◆ Exercise goal:
Your task is to repeat the lines below exactly, excluding any pictures they contain.

## START

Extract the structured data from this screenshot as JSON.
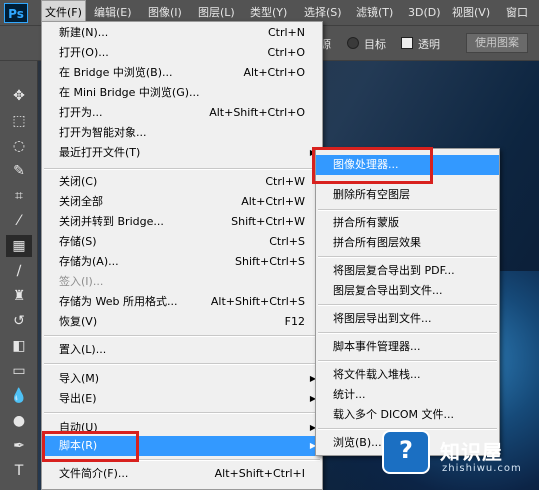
{
  "app_logo": "Ps",
  "menubar": [
    "文件(F)",
    "编辑(E)",
    "图像(I)",
    "图层(L)",
    "类型(Y)",
    "选择(S)",
    "滤镜(T)",
    "3D(D)",
    "视图(V)",
    "窗口"
  ],
  "options_bar": {
    "source_label": "源",
    "target_label": "目标",
    "transparent_label": "透明",
    "use_pattern_label": "使用图案"
  },
  "file_menu": [
    {
      "label": "新建(N)...",
      "shortcut": "Ctrl+N"
    },
    {
      "label": "打开(O)...",
      "shortcut": "Ctrl+O"
    },
    {
      "label": "在 Bridge 中浏览(B)...",
      "shortcut": "Alt+Ctrl+O"
    },
    {
      "label": "在 Mini Bridge 中浏览(G)...",
      "shortcut": ""
    },
    {
      "label": "打开为...",
      "shortcut": "Alt+Shift+Ctrl+O"
    },
    {
      "label": "打开为智能对象...",
      "shortcut": ""
    },
    {
      "label": "最近打开文件(T)",
      "shortcut": ""
    },
    {
      "label": "关闭(C)",
      "shortcut": "Ctrl+W"
    },
    {
      "label": "关闭全部",
      "shortcut": "Alt+Ctrl+W"
    },
    {
      "label": "关闭并转到 Bridge...",
      "shortcut": "Shift+Ctrl+W"
    },
    {
      "label": "存储(S)",
      "shortcut": "Ctrl+S"
    },
    {
      "label": "存储为(A)...",
      "shortcut": "Shift+Ctrl+S"
    },
    {
      "label": "签入(I)...",
      "shortcut": ""
    },
    {
      "label": "存储为 Web 所用格式...",
      "shortcut": "Alt+Shift+Ctrl+S"
    },
    {
      "label": "恢复(V)",
      "shortcut": "F12"
    },
    {
      "label": "置入(L)...",
      "shortcut": ""
    },
    {
      "label": "导入(M)",
      "shortcut": ""
    },
    {
      "label": "导出(E)",
      "shortcut": ""
    },
    {
      "label": "自动(U)",
      "shortcut": ""
    },
    {
      "label": "脚本(R)",
      "shortcut": ""
    },
    {
      "label": "文件简介(F)...",
      "shortcut": "Alt+Shift+Ctrl+I"
    }
  ],
  "script_menu": [
    "图像处理器...",
    "删除所有空图层",
    "拼合所有蒙版",
    "拼合所有图层效果",
    "将图层复合导出到 PDF...",
    "图层复合导出到文件...",
    "将图层导出到文件...",
    "脚本事件管理器...",
    "将文件载入堆栈...",
    "统计...",
    "载入多个 DICOM 文件...",
    "浏览(B)..."
  ],
  "watermark": {
    "icon": "?",
    "title": "知识屋",
    "subtitle": "zhishiwu.com"
  },
  "colors": {
    "highlight": "#3399ff",
    "annotation_box": "#d8211e",
    "app_chrome": "#535353"
  },
  "toolbar_icons": [
    "move-icon",
    "marquee-icon",
    "lasso-icon",
    "quick-select-icon",
    "crop-icon",
    "eyedropper-icon",
    "healing-brush-icon",
    "brush-icon",
    "clone-stamp-icon",
    "history-brush-icon",
    "eraser-icon",
    "gradient-icon",
    "blur-icon",
    "dodge-icon",
    "pen-icon",
    "type-icon"
  ]
}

## END

◆ Response to the task:
Extract the structured data from this screenshot as JSON.
{
  "app_logo": "Ps",
  "menubar": [
    "文件(F)",
    "编辑(E)",
    "图像(I)",
    "图层(L)",
    "类型(Y)",
    "选择(S)",
    "滤镜(T)",
    "3D(D)",
    "视图(V)",
    "窗口"
  ],
  "options_bar": {
    "source_label": "源",
    "target_label": "目标",
    "transparent_label": "透明",
    "use_pattern_label": "使用图案"
  },
  "file_menu": [
    {
      "label": "新建(N)...",
      "shortcut": "Ctrl+N"
    },
    {
      "label": "打开(O)...",
      "shortcut": "Ctrl+O"
    },
    {
      "label": "在 Bridge 中浏览(B)...",
      "shortcut": "Alt+Ctrl+O"
    },
    {
      "label": "在 Mini Bridge 中浏览(G)...",
      "shortcut": ""
    },
    {
      "label": "打开为...",
      "shortcut": "Alt+Shift+Ctrl+O"
    },
    {
      "label": "打开为智能对象...",
      "shortcut": ""
    },
    {
      "label": "最近打开文件(T)",
      "shortcut": ""
    },
    {
      "label": "关闭(C)",
      "shortcut": "Ctrl+W"
    },
    {
      "label": "关闭全部",
      "shortcut": "Alt+Ctrl+W"
    },
    {
      "label": "关闭并转到 Bridge...",
      "shortcut": "Shift+Ctrl+W"
    },
    {
      "label": "存储(S)",
      "shortcut": "Ctrl+S"
    },
    {
      "label": "存储为(A)...",
      "shortcut": "Shift+Ctrl+S"
    },
    {
      "label": "签入(I)...",
      "shortcut": ""
    },
    {
      "label": "存储为 Web 所用格式...",
      "shortcut": "Alt+Shift+Ctrl+S"
    },
    {
      "label": "恢复(V)",
      "shortcut": "F12"
    },
    {
      "label": "置入(L)...",
      "shortcut": ""
    },
    {
      "label": "导入(M)",
      "shortcut": ""
    },
    {
      "label": "导出(E)",
      "shortcut": ""
    },
    {
      "label": "自动(U)",
      "shortcut": ""
    },
    {
      "label": "脚本(R)",
      "shortcut": ""
    },
    {
      "label": "文件简介(F)...",
      "shortcut": "Alt+Shift+Ctrl+I"
    }
  ],
  "script_menu": [
    "图像处理器...",
    "删除所有空图层",
    "拼合所有蒙版",
    "拼合所有图层效果",
    "将图层复合导出到 PDF...",
    "图层复合导出到文件...",
    "将图层导出到文件...",
    "脚本事件管理器...",
    "将文件载入堆栈...",
    "统计...",
    "载入多个 DICOM 文件...",
    "浏览(B)..."
  ],
  "watermark": {
    "icon": "?",
    "title": "知识屋",
    "subtitle": "zhishiwu.com"
  },
  "colors": {
    "highlight": "#3399ff",
    "annotation_box": "#d8211e",
    "app_chrome": "#535353"
  },
  "toolbar_icons": [
    "move-icon",
    "marquee-icon",
    "lasso-icon",
    "quick-select-icon",
    "crop-icon",
    "eyedropper-icon",
    "healing-brush-icon",
    "brush-icon",
    "clone-stamp-icon",
    "history-brush-icon",
    "eraser-icon",
    "gradient-icon",
    "blur-icon",
    "dodge-icon",
    "pen-icon",
    "type-icon"
  ]
}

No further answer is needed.